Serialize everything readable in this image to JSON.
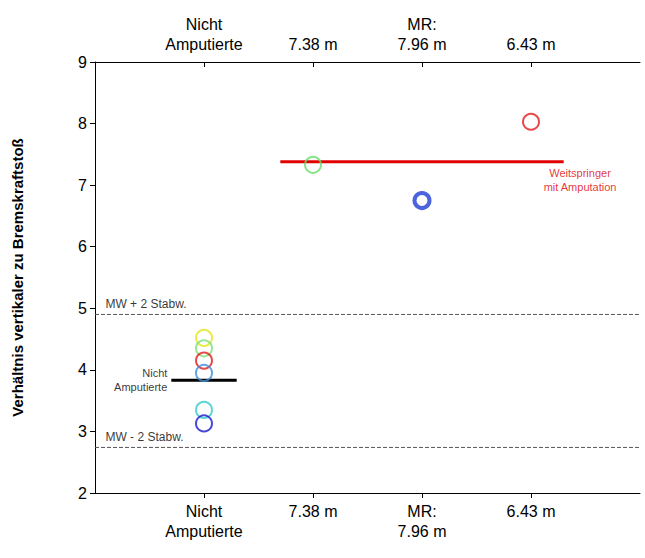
{
  "chart_data": {
    "type": "scatter",
    "y_label": "Verhältnis vertikaler zu Bremskraftstoß",
    "categories": [
      "Nicht Amputierte",
      "7.38 m",
      "MR: 7.96 m",
      "6.43 m"
    ],
    "ylim": [
      2,
      9
    ],
    "yticks": [
      2,
      3,
      4,
      5,
      6,
      7,
      8,
      9
    ],
    "grid": false,
    "points": [
      {
        "category": "Nicht Amputierte",
        "value": 4.52,
        "color": "#e6e619",
        "marker": "circle"
      },
      {
        "category": "Nicht Amputierte",
        "value": 4.35,
        "color": "#7fe07f",
        "marker": "circle"
      },
      {
        "category": "Nicht Amputierte",
        "value": 4.15,
        "color": "#e31a1c",
        "marker": "circle"
      },
      {
        "category": "Nicht Amputierte",
        "value": 3.95,
        "color": "#3c8de0",
        "marker": "circle"
      },
      {
        "category": "Nicht Amputierte",
        "value": 3.35,
        "color": "#33cccc",
        "marker": "circle"
      },
      {
        "category": "Nicht Amputierte",
        "value": 3.13,
        "color": "#1a1acc",
        "marker": "circle"
      },
      {
        "category": "7.38 m",
        "value": 7.33,
        "color": "#66dd66",
        "marker": "circle"
      },
      {
        "category": "MR: 7.96 m",
        "value": 6.75,
        "color": "#1f3fd6",
        "marker": "thick_circle"
      },
      {
        "category": "6.43 m",
        "value": 8.03,
        "color": "#e31a1c",
        "marker": "circle"
      }
    ],
    "reference_lines": [
      {
        "label": "MW + 2 Stabw.",
        "value": 4.9,
        "color": "#555555",
        "line_style": "dashed"
      },
      {
        "label": "MW - 2 Stabw.",
        "value": 2.74,
        "color": "#555555",
        "line_style": "dashed"
      },
      {
        "label": "Nicht Amputierte",
        "value": 3.83,
        "color": "#000000",
        "line_style": "solid",
        "from": "Nicht Amputierte",
        "to": "Nicht Amputierte"
      },
      {
        "label": "Weitspringer mit Amputation",
        "value": 7.38,
        "color": "#e00000",
        "line_style": "solid",
        "from": "7.38 m",
        "to": "6.43 m"
      }
    ]
  }
}
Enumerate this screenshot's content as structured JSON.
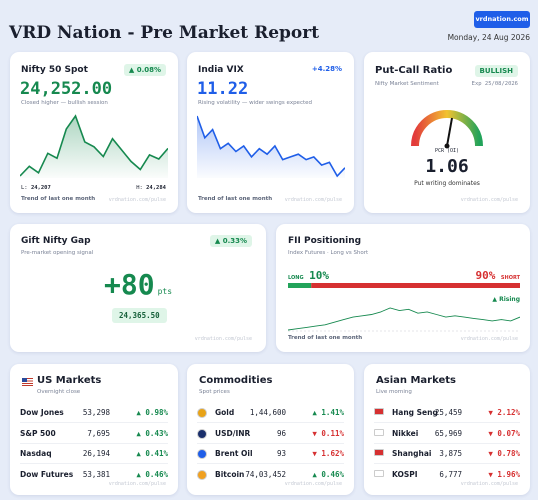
{
  "header": {
    "title": "VRD Nation - Pre Market Report",
    "button": "vrdnation.com",
    "date": "Monday, 24 Aug 2026"
  },
  "nifty": {
    "title": "Nifty 50 Spot",
    "badge": "▲ 0.08%",
    "value": "24,252.00",
    "note": "Closed higher — bullish session",
    "low_label": "L:",
    "low": "24,207",
    "high_label": "H:",
    "high": "24,284",
    "footer": "Trend of last one month",
    "watermark": "vrdnation.com/pulse",
    "sparkline": [
      24210,
      24222,
      24214,
      24238,
      24232,
      24268,
      24284,
      24252,
      24246,
      24234,
      24256,
      24242,
      24228,
      24218,
      24236,
      24231,
      24244
    ]
  },
  "vix": {
    "title": "India VIX",
    "change": "+4.28%",
    "value": "11.22",
    "note": "Rising volatility — wider swings expected",
    "footer": "Trend of last one month",
    "watermark": "vrdnation.com/pulse",
    "sparkline": [
      13.4,
      12.6,
      12.9,
      12.2,
      12.4,
      12.1,
      12.3,
      11.9,
      12.2,
      12.0,
      12.3,
      11.8,
      11.9,
      12.0,
      11.8,
      11.9,
      11.6,
      11.7,
      11.2,
      11.5
    ]
  },
  "pcr": {
    "title": "Put-Call Ratio",
    "badge": "BULLISH",
    "subtitle": "Nifty Market Sentiment",
    "expiry": "Exp 25/08/2026",
    "gauge_label": "PCR (OI)",
    "value": "1.06",
    "note": "Put writing dominates",
    "watermark": "vrdnation.com/pulse"
  },
  "gift": {
    "title": "Gift Nifty Gap",
    "badge": "▲ 0.33%",
    "subtitle": "Pre-market opening signal",
    "gap": "+80",
    "unit": "pts",
    "level": "24,365.50",
    "watermark": "vrdnation.com/pulse"
  },
  "fii": {
    "title": "FII Positioning",
    "subtitle": "Index Futures · Long vs Short",
    "long_label": "LONG",
    "long": {
      "value": 10,
      "label": "10%"
    },
    "short_label": "SHORT",
    "short": {
      "value": 90,
      "label": "90%"
    },
    "trend": "▲ Rising",
    "footer": "Trend of last one month",
    "watermark": "vrdnation.com/pulse",
    "sparkline": [
      4,
      4.5,
      5,
      5.5,
      6,
      7,
      8,
      9,
      9.5,
      10,
      11,
      12.5,
      11.5,
      12,
      10.5,
      11,
      10,
      9,
      9.5,
      9,
      8.5,
      8,
      7.5,
      8,
      7.5,
      9
    ]
  },
  "us": {
    "title": "US Markets",
    "subtitle": "Overnight close",
    "watermark": "vrdnation.com/pulse",
    "rows": [
      [
        "Dow Jones",
        "53,298",
        "▲ 0.98%"
      ],
      [
        "S&P 500",
        "7,695",
        "▲ 0.43%"
      ],
      [
        "Nasdaq",
        "26,194",
        "▲ 0.41%"
      ],
      [
        "Dow Futures",
        "53,381",
        "▲ 0.46%"
      ]
    ]
  },
  "commodities": {
    "title": "Commodities",
    "subtitle": "Spot prices",
    "watermark": "vrdnation.com/pulse",
    "rows": [
      [
        "Gold",
        "1,44,600",
        "▲ 1.41%"
      ],
      [
        "USD/INR",
        "96",
        "▼ 0.11%"
      ],
      [
        "Brent Oil",
        "93",
        "▼ 1.62%"
      ],
      [
        "Bitcoin",
        "74,03,452",
        "▲ 0.46%"
      ]
    ]
  },
  "asia": {
    "title": "Asian Markets",
    "subtitle": "Live morning",
    "watermark": "vrdnation.com/pulse",
    "rows": [
      [
        "Hang Seng",
        "25,459",
        "▼ 2.12%"
      ],
      [
        "Nikkei",
        "65,969",
        "▼ 0.07%"
      ],
      [
        "Shanghai",
        "3,875",
        "▼ 0.78%"
      ],
      [
        "KOSPI",
        "6,777",
        "▼ 1.96%"
      ]
    ]
  }
}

* Task statement: Copy out every line of the data that includes "Spot".

* Completed task:
    "title": "Nifty 50 Spot",
    "subtitle": "Spot prices",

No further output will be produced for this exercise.